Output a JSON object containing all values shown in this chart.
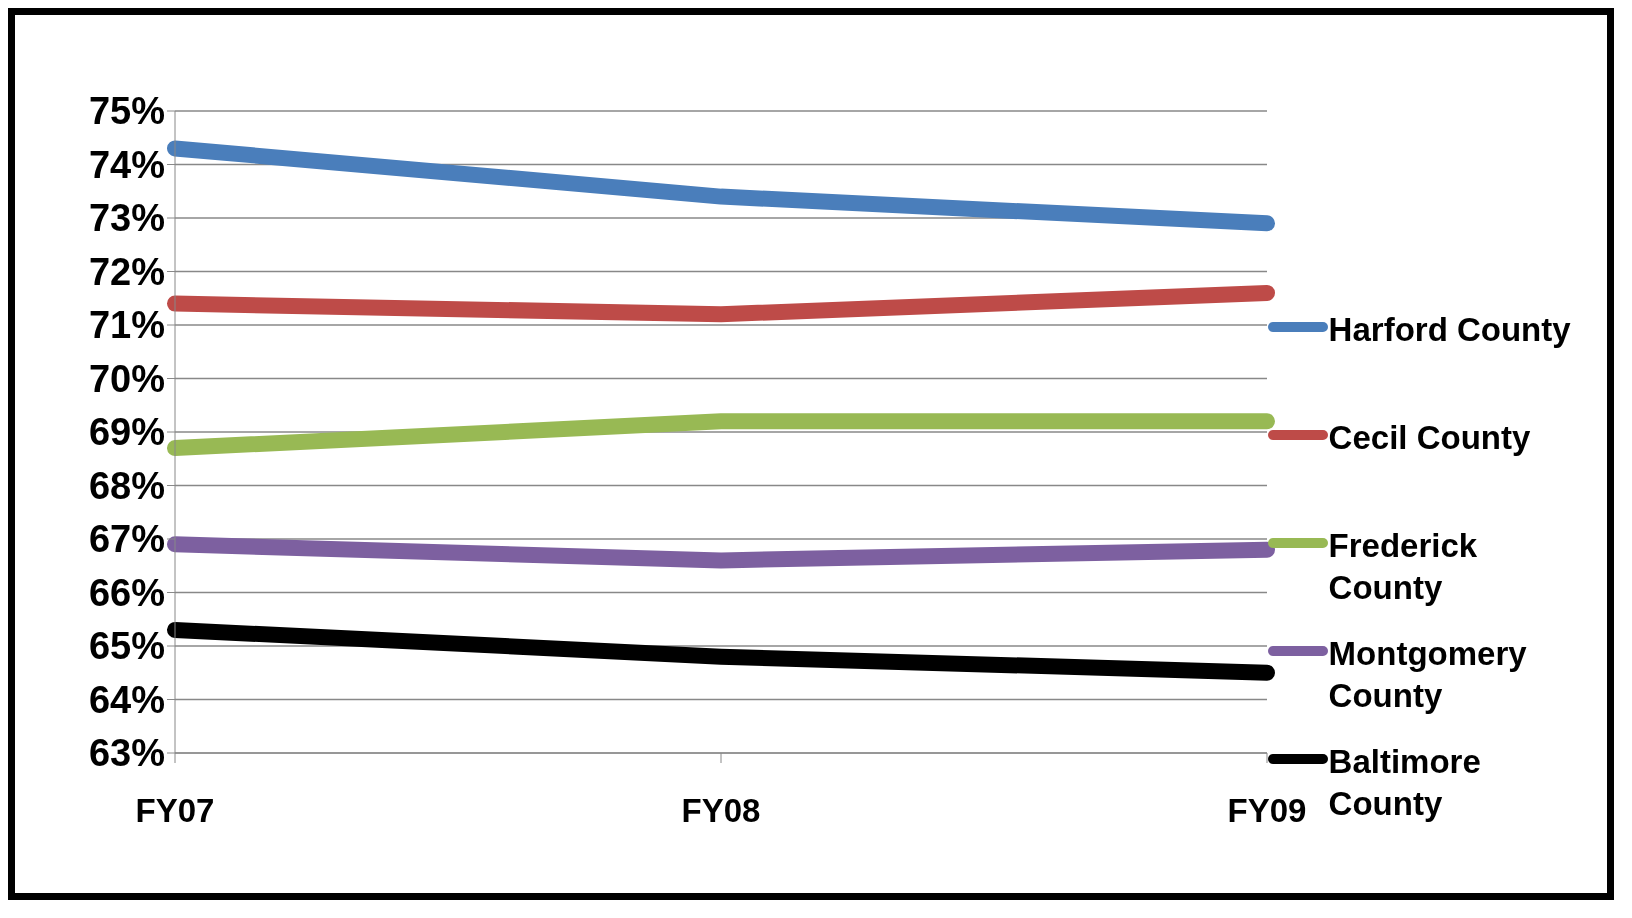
{
  "chart_data": {
    "type": "line",
    "categories": [
      "FY07",
      "FY08",
      "FY09"
    ],
    "series": [
      {
        "name": "Harford County",
        "color": "#4a7ebb",
        "values": [
          74.3,
          73.4,
          72.9
        ]
      },
      {
        "name": "Cecil County",
        "color": "#be4b48",
        "values": [
          71.4,
          71.2,
          71.6
        ]
      },
      {
        "name": "Frederick County",
        "color": "#98b954",
        "values": [
          68.7,
          69.2,
          69.2
        ]
      },
      {
        "name": "Montgomery County",
        "color": "#7d60a0",
        "values": [
          66.9,
          66.6,
          66.8
        ]
      },
      {
        "name": "Baltimore County",
        "color": "#000000",
        "values": [
          65.3,
          64.8,
          64.5
        ]
      }
    ],
    "ylim": [
      63,
      75
    ],
    "yticks": [
      {
        "value": 63,
        "label": "63%"
      },
      {
        "value": 64,
        "label": "64%"
      },
      {
        "value": 65,
        "label": "65%"
      },
      {
        "value": 66,
        "label": "66%"
      },
      {
        "value": 67,
        "label": "67%"
      },
      {
        "value": 68,
        "label": "68%"
      },
      {
        "value": 69,
        "label": "69%"
      },
      {
        "value": 70,
        "label": "70%"
      },
      {
        "value": 71,
        "label": "71%"
      },
      {
        "value": 72,
        "label": "72%"
      },
      {
        "value": 73,
        "label": "73%"
      },
      {
        "value": 74,
        "label": "74%"
      },
      {
        "value": 75,
        "label": "75%"
      }
    ],
    "grid": "y",
    "legend": "right",
    "marker": "none",
    "line_style": "solid"
  }
}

···

**OBJECTIVE**
Pull out the lines above in which the word "color" appears.

**CORRECT RESULT**
        "color": "#4a7ebb",
        "color": "#be4b48",
        "color": "#98b954",
        "color": "#7d60a0",
        "color": "#000000",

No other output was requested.